* **Task to carry out**: Gather the lines below that include the string "河西走廊", copying each in full.

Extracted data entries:
╔══
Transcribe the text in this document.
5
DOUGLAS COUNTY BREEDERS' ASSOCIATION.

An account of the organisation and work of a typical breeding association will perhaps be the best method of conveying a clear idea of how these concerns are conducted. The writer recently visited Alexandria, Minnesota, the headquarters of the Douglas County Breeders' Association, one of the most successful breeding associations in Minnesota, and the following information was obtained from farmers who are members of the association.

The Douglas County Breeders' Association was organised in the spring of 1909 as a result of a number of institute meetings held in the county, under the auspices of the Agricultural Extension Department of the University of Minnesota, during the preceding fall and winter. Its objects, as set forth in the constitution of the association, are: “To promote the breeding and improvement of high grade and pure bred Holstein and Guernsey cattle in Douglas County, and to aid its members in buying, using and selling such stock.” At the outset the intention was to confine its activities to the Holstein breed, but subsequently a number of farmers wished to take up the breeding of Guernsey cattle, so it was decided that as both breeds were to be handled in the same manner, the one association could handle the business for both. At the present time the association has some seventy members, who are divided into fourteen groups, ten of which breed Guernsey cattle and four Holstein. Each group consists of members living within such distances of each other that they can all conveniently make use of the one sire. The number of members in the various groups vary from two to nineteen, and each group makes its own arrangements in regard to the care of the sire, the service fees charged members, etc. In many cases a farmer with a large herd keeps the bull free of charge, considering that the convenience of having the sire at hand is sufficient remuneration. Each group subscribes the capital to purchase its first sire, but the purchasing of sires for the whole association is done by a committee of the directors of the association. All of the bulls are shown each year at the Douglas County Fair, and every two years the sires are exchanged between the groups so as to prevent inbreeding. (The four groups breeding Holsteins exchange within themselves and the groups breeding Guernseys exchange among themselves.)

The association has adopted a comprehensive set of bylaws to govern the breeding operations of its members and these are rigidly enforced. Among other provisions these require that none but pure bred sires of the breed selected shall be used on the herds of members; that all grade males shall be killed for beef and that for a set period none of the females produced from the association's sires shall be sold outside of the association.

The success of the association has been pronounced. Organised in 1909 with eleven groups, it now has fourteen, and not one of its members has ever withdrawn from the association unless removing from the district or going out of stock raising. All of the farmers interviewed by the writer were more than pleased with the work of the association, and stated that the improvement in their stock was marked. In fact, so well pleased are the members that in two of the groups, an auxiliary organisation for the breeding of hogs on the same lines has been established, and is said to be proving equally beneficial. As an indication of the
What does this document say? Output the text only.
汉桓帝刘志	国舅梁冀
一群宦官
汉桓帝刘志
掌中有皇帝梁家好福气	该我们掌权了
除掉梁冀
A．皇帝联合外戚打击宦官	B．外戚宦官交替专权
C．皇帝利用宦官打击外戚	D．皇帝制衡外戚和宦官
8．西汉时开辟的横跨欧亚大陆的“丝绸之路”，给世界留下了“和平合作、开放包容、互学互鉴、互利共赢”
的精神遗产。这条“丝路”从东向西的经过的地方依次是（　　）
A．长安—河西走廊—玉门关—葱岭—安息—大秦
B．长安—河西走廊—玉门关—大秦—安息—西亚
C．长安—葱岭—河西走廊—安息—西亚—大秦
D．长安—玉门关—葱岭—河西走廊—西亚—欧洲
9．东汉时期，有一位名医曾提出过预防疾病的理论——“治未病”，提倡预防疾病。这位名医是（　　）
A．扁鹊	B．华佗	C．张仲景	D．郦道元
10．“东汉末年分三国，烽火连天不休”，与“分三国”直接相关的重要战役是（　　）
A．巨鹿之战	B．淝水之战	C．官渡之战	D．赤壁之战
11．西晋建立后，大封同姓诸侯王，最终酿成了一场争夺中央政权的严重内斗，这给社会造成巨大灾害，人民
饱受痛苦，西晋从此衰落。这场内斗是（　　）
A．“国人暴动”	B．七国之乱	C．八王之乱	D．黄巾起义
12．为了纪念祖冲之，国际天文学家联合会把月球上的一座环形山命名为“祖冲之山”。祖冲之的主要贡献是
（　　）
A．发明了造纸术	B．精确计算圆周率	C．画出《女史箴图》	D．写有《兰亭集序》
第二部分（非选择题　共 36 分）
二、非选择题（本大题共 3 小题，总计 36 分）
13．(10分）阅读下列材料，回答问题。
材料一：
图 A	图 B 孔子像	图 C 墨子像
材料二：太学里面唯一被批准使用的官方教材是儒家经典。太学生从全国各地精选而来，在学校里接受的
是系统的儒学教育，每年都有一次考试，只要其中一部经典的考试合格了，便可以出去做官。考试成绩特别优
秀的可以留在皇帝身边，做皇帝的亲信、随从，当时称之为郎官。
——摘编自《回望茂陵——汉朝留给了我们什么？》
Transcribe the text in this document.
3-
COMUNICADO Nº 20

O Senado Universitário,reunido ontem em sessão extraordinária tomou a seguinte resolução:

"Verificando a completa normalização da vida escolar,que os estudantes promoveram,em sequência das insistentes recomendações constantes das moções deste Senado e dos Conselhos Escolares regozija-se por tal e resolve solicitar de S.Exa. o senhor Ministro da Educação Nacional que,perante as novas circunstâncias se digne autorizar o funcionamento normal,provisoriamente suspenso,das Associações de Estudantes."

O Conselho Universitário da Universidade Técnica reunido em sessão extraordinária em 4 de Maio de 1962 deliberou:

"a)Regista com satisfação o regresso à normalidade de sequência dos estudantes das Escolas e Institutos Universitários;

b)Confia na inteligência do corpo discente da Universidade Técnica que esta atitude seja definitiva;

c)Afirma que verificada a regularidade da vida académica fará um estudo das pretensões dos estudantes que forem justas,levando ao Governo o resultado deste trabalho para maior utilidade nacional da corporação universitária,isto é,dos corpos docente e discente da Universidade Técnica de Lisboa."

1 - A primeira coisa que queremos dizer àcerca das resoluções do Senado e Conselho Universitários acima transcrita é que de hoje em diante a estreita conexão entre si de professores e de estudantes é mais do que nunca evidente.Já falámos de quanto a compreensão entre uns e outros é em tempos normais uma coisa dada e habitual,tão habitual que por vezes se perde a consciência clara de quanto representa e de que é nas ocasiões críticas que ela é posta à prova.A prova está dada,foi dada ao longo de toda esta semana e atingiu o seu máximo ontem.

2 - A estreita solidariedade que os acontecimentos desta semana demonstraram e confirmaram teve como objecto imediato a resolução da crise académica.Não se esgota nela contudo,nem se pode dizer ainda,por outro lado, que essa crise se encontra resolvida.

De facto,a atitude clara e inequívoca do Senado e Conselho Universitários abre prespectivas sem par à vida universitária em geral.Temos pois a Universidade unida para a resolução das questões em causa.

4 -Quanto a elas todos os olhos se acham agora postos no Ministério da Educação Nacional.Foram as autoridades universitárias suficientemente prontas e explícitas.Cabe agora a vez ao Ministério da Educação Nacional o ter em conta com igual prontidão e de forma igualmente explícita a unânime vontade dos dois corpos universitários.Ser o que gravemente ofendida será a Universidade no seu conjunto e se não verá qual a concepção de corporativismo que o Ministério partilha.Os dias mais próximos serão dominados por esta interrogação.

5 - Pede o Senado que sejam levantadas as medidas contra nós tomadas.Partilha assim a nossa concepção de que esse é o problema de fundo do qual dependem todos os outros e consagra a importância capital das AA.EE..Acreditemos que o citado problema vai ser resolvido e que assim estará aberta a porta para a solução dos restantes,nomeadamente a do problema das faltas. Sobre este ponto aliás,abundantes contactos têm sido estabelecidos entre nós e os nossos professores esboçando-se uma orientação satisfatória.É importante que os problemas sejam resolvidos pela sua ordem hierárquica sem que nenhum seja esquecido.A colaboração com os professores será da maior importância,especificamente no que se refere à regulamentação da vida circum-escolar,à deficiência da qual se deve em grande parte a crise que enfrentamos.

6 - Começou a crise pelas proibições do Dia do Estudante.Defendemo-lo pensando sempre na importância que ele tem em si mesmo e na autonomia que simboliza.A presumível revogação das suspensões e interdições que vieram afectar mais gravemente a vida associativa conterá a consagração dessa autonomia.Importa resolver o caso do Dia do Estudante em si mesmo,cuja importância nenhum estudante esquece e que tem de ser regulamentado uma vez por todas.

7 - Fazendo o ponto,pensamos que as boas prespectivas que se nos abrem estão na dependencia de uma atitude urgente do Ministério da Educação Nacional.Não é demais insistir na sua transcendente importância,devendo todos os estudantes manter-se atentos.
╚══
* **Complete output**:
A．长安—河西走廊—玉门关—葱岭—安息—大秦
B．长安—河西走廊—玉门关—大秦—安息—西亚
C．长安—葱岭—河西走廊—安息—西亚—大秦
D．长安—玉门关—葱岭—河西走廊—西亚—欧洲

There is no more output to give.